What you should do:
Output the full listing below exactly as it reads, and skip anything that is a picture.
-=-=-=-=-
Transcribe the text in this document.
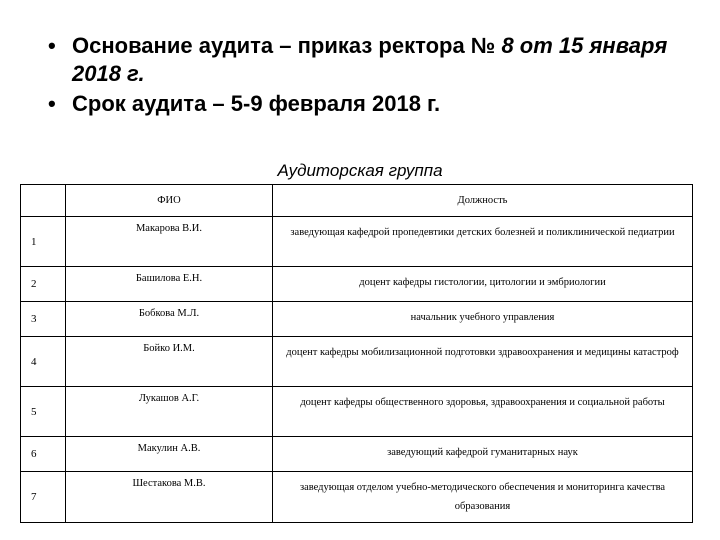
• Основание аудита – приказ ректора № 8 от 15 января 2018 г.
• Срок аудита – 5-9 февраля 2018 г.
Аудиторская группа
	ФИО	Должность
1	Макарова В.И.	заведующая кафедрой пропедевтики детских болезней и поликлинической педиатрии
2	Башилова Е.Н.	доцент кафедры гистологии, цитологии и эмбриологии
3	Бобкова М.Л.	начальник учебного управления
4	Бойко И.М.	доцент кафедры мобилизационной подготовки здравоохранения и медицины катастроф
5	Лукашов А.Г.	доцент кафедры общественного здоровья, здравоохранения и социальной работы
6	Макулин А.В.	заведующий кафедрой гуманитарных наук
7	Шестакова М.В.	заведующая отделом учебно-методического обеспечения и мониторинга качества образования
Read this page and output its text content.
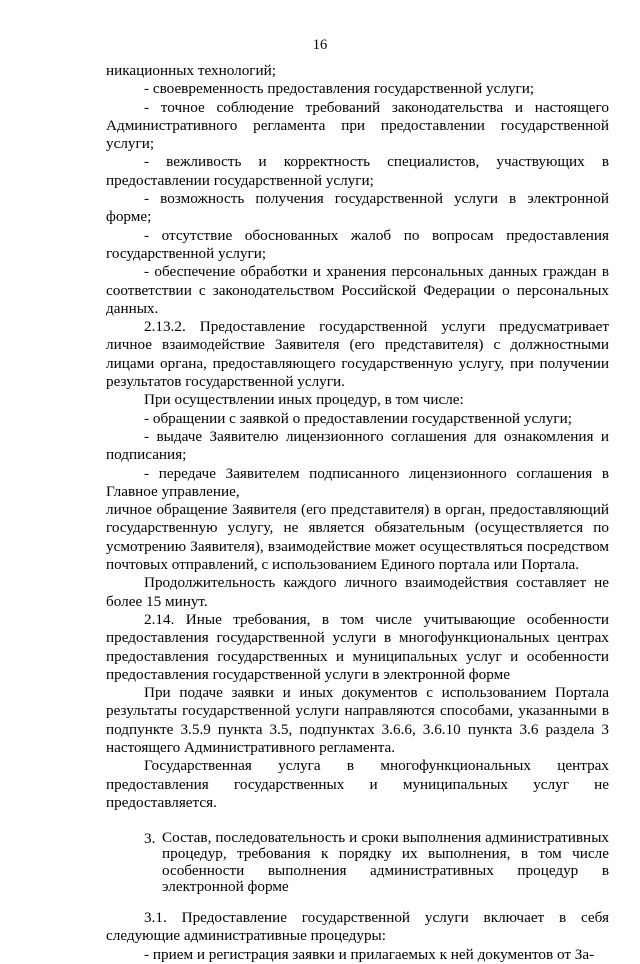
16

никационных технологий;

- своевременность предоставления государственной услуги;

- точное соблюдение требований законодательства и настоящего Административного регламента при предоставлении государственной услуги;

- вежливость и корректность специалистов, участвующих в предоставлении государственной услуги;

- возможность получения государственной услуги в электронной форме;

- отсутствие обоснованных жалоб по вопросам предоставления государственной услуги;

- обеспечение обработки и хранения персональных данных граждан в соответствии с законодательством Российской Федерации о персональных данных.

2.13.2. Предоставление государственной услуги предусматривает личное взаимодействие Заявителя (его представителя) с должностными лицами органа, предоставляющего государственную услугу, при получении результатов государственной услуги.

При осуществлении иных процедур, в том числе:

- обращении с заявкой о предоставлении государственной услуги;

- выдаче Заявителю лицензионного соглашения для ознакомления и подписания;

- передаче Заявителем подписанного лицензионного соглашения в Главное управление,

личное обращение Заявителя (его представителя) в орган, предоставляющий государственную услугу, не является обязательным (осуществляется по усмотрению Заявителя), взаимодействие может осуществляться посредством почтовых отправлений, с использованием Единого портала или Портала.

Продолжительность каждого личного взаимодействия составляет не более 15 минут.

2.14. Иные требования, в том числе учитывающие особенности предоставления государственной услуги в многофункциональных центрах предоставления государственных и муниципальных услуг и особенности предоставления государственной услуги в электронной форме

При подаче заявки и иных документов с использованием Портала результаты государственной услуги направляются способами, указанными в подпункте 3.5.9 пункта 3.5, подпунктах 3.6.6, 3.6.10 пункта 3.6 раздела 3 настоящего Административного регламента.

Государственная услуга в многофункциональных центрах предоставления государственных и муниципальных услуг не предоставляется.

3. Состав, последовательность и сроки выполнения административных процедур, требования к порядку их выполнения, в том числе особенности выполнения административных процедур в электронной форме

3.1. Предоставление государственной услуги включает в себя следующие административные процедуры:

- прием и регистрация заявки и прилагаемых к ней документов от За-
-=-=-=-=-
Answer to the problem:
Transcribe the text in this document.
• Основание аудита – приказ ректора № 8 от 15 января 2018 г.
• Срок аудита – 5-9 февраля 2018 г.
Аудиторская группа
	ФИО	Должность
1	Макарова В.И.	заведующая кафедрой пропедевтики детских болезней и поликлинической педиатрии
2	Башилова Е.Н.	доцент кафедры гистологии, цитологии и эмбриологии
3	Бобкова М.Л.	начальник учебного управления
4	Бойко И.М.	доцент кафедры мобилизационной подготовки здравоохранения и медицины катастроф
5	Лукашов А.Г.	доцент кафедры общественного здоровья, здравоохранения и социальной работы
6	Макулин А.В.	заведующий кафедрой гуманитарных наук
7	Шестакова М.В.	заведующая отделом учебно-методического обеспечения и мониторинга качества образования
Read this page and output its text content.
16

никационных технологий;

- своевременность предоставления государственной услуги;

- точное соблюдение требований законодательства и настоящего Административного регламента при предоставлении государственной услуги;

- вежливость и корректность специалистов, участвующих в предоставлении государственной услуги;

- возможность получения государственной услуги в электронной форме;

- отсутствие обоснованных жалоб по вопросам предоставления государственной услуги;

- обеспечение обработки и хранения персональных данных граждан в соответствии с законодательством Российской Федерации о персональных данных.

2.13.2. Предоставление государственной услуги предусматривает личное взаимодействие Заявителя (его представителя) с должностными лицами органа, предоставляющего государственную услугу, при получении результатов государственной услуги.

При осуществлении иных процедур, в том числе:

- обращении с заявкой о предоставлении государственной услуги;

- выдаче Заявителю лицензионного соглашения для ознакомления и подписания;

- передаче Заявителем подписанного лицензионного соглашения в Главное управление,

личное обращение Заявителя (его представителя) в орган, предоставляющий государственную услугу, не является обязательным (осуществляется по усмотрению Заявителя), взаимодействие может осуществляться посредством почтовых отправлений, с использованием Единого портала или Портала.

Продолжительность каждого личного взаимодействия составляет не более 15 минут.

2.14. Иные требования, в том числе учитывающие особенности предоставления государственной услуги в многофункциональных центрах предоставления государственных и муниципальных услуг и особенности предоставления государственной услуги в электронной форме

При подаче заявки и иных документов с использованием Портала результаты государственной услуги направляются способами, указанными в подпункте 3.5.9 пункта 3.5, подпунктах 3.6.6, 3.6.10 пункта 3.6 раздела 3 настоящего Административного регламента.

Государственная услуга в многофункциональных центрах предоставления государственных и муниципальных услуг не предоставляется.

3. Состав, последовательность и сроки выполнения административных процедур, требования к порядку их выполнения, в том числе особенности выполнения административных процедур в электронной форме

3.1. Предоставление государственной услуги включает в себя следующие административные процедуры:

- прием и регистрация заявки и прилагаемых к ней документов от За-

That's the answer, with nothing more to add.